Required task -
Scan the data for lines with "listening" and report the count by itself.

Provided records -
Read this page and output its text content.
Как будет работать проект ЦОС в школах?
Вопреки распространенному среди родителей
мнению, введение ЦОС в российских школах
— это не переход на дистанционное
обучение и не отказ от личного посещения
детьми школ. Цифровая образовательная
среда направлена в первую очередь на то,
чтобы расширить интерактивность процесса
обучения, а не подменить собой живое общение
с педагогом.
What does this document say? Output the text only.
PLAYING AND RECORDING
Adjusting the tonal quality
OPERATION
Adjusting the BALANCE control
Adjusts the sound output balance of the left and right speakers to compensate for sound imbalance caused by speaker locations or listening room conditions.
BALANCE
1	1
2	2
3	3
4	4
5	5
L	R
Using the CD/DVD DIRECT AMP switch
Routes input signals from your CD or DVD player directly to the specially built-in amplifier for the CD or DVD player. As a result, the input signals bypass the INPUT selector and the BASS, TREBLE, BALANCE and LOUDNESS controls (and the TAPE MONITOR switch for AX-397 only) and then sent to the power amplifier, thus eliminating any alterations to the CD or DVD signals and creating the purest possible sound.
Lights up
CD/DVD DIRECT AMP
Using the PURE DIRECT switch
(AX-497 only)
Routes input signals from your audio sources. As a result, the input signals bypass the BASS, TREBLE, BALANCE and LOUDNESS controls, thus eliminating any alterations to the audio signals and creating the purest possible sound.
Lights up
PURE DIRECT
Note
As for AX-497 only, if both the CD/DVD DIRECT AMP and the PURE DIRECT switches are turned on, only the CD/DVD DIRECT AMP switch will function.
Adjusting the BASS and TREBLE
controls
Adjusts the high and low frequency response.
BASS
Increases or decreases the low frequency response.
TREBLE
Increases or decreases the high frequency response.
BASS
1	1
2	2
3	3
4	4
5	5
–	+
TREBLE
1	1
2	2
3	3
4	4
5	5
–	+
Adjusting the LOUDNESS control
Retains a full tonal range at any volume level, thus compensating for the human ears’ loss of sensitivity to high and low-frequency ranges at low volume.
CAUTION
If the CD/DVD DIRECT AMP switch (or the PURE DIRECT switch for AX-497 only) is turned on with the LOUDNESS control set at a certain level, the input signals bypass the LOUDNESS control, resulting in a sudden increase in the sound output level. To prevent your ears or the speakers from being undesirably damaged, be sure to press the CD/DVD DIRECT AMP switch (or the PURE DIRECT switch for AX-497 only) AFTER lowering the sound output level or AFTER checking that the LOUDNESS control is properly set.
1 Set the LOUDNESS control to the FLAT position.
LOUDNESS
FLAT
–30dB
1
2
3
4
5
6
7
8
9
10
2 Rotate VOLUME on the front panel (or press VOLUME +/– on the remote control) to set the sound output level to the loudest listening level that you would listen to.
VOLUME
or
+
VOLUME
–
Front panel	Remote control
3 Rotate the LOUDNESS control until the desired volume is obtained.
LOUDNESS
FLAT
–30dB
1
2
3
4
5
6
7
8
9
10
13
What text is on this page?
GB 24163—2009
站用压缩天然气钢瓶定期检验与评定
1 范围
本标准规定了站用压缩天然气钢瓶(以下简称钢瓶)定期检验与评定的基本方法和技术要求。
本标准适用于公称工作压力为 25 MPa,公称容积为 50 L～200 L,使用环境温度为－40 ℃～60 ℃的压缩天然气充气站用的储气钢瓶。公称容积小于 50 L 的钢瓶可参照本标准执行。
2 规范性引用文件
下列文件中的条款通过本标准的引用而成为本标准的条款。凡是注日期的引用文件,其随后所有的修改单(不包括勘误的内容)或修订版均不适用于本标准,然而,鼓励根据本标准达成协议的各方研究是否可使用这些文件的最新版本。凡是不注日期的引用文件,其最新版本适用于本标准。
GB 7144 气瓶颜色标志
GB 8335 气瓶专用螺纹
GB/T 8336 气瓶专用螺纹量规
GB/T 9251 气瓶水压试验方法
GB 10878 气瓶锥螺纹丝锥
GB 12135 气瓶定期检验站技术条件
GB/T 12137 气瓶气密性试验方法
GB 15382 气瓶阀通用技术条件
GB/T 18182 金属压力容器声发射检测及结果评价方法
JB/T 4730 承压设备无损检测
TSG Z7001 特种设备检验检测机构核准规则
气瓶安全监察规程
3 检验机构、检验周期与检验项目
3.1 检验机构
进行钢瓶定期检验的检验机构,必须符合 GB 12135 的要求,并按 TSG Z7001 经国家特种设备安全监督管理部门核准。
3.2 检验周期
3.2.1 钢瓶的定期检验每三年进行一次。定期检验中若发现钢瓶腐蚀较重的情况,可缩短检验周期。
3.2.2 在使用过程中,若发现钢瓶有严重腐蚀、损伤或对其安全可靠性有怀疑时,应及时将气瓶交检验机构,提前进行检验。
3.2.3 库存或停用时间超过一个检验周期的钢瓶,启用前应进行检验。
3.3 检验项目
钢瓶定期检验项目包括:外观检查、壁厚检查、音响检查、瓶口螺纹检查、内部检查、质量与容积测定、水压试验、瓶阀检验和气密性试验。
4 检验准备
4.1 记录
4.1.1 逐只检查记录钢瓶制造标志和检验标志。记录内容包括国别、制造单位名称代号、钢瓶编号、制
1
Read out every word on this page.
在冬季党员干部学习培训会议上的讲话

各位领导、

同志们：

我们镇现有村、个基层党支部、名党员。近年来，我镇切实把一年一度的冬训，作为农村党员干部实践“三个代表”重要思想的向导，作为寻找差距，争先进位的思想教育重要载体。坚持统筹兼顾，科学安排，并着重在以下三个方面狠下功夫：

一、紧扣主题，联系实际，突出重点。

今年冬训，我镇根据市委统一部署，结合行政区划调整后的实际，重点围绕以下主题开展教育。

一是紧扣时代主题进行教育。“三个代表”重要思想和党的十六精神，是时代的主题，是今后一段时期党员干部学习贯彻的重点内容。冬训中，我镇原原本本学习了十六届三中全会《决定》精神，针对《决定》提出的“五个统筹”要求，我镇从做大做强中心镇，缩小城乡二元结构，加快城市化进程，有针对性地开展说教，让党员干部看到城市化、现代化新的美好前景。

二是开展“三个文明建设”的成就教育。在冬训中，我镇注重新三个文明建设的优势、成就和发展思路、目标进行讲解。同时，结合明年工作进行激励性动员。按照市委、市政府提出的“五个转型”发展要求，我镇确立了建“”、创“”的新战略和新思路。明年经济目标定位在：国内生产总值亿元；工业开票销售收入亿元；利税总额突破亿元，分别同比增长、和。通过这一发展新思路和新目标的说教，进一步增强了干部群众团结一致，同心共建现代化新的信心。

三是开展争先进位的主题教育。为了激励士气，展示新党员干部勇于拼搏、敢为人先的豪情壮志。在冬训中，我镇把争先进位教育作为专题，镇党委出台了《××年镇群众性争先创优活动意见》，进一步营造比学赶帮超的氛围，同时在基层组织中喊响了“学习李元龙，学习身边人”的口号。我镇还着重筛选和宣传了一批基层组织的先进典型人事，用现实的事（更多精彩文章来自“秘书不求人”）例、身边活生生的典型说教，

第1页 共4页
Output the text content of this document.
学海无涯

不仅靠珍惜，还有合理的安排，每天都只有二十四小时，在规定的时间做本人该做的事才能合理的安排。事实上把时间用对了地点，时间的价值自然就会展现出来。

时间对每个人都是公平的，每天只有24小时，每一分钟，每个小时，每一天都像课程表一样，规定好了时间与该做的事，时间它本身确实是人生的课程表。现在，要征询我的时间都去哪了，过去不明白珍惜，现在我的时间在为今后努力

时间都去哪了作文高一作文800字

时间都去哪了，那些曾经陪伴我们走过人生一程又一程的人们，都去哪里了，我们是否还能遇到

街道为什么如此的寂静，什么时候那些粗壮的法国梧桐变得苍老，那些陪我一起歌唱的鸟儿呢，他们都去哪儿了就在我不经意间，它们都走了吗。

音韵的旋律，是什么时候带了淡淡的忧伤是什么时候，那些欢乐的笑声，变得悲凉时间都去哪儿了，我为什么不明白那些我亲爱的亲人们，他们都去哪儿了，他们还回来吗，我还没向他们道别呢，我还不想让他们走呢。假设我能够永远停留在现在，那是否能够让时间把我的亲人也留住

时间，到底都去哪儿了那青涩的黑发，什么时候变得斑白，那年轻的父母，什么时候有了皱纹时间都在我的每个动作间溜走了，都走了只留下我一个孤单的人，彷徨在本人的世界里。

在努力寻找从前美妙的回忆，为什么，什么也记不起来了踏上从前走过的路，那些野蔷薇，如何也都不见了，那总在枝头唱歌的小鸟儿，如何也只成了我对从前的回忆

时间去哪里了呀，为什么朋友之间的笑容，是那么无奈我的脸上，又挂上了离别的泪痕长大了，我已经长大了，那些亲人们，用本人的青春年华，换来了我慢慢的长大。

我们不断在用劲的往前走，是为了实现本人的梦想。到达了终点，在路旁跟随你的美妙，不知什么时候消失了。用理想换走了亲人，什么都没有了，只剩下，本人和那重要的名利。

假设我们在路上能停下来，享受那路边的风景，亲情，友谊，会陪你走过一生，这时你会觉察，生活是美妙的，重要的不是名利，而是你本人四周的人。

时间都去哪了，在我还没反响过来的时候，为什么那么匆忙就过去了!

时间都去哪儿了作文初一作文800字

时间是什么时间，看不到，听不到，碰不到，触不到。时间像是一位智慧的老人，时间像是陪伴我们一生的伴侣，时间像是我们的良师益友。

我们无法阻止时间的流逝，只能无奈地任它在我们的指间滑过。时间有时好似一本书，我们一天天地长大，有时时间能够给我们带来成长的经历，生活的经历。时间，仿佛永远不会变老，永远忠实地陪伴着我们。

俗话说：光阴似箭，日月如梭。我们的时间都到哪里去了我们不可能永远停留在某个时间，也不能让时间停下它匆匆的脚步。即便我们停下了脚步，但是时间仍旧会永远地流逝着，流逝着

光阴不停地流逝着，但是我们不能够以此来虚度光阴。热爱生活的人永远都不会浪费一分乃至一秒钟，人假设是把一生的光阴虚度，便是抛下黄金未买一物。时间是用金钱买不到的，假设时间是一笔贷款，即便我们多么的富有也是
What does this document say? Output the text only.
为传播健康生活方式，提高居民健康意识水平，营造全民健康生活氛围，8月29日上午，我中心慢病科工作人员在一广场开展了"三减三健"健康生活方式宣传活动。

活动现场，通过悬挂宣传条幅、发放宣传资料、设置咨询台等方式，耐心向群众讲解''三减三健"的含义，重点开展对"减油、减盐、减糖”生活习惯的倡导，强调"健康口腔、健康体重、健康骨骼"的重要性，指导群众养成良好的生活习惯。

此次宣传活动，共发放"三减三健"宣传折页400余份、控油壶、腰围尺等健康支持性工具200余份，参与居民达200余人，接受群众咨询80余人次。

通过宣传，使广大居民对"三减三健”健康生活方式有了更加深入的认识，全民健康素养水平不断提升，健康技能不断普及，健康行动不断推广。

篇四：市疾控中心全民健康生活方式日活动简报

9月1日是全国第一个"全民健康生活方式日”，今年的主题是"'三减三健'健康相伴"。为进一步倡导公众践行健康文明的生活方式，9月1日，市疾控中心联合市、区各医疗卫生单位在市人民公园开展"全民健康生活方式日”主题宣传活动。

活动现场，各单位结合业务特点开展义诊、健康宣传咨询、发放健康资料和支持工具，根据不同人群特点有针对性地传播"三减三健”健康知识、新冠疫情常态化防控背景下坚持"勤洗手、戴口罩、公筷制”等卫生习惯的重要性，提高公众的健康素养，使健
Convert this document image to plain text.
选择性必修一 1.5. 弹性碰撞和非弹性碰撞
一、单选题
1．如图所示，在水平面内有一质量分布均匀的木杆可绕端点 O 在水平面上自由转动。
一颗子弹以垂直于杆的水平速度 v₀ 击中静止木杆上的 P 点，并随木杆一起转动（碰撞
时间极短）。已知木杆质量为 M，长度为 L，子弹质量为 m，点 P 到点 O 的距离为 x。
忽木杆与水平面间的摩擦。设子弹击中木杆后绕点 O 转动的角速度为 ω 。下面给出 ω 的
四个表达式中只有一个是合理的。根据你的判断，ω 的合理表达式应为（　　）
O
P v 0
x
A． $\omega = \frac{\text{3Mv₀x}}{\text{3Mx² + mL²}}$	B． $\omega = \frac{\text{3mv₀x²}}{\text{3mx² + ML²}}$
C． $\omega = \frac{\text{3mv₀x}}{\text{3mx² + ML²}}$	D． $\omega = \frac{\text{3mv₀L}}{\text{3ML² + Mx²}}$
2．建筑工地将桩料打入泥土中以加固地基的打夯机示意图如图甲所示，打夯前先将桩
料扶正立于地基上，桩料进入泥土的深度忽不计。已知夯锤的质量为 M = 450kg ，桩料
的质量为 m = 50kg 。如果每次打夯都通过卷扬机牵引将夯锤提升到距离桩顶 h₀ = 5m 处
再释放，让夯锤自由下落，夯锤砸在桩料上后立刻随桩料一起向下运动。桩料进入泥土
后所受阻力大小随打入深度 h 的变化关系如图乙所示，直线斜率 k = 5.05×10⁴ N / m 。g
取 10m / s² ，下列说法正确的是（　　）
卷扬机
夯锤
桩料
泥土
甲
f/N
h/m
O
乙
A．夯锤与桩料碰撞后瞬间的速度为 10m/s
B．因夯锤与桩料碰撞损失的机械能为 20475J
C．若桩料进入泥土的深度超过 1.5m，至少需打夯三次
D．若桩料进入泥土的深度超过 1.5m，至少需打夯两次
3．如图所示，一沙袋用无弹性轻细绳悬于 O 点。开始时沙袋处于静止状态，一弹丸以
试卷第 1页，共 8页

Final result -
2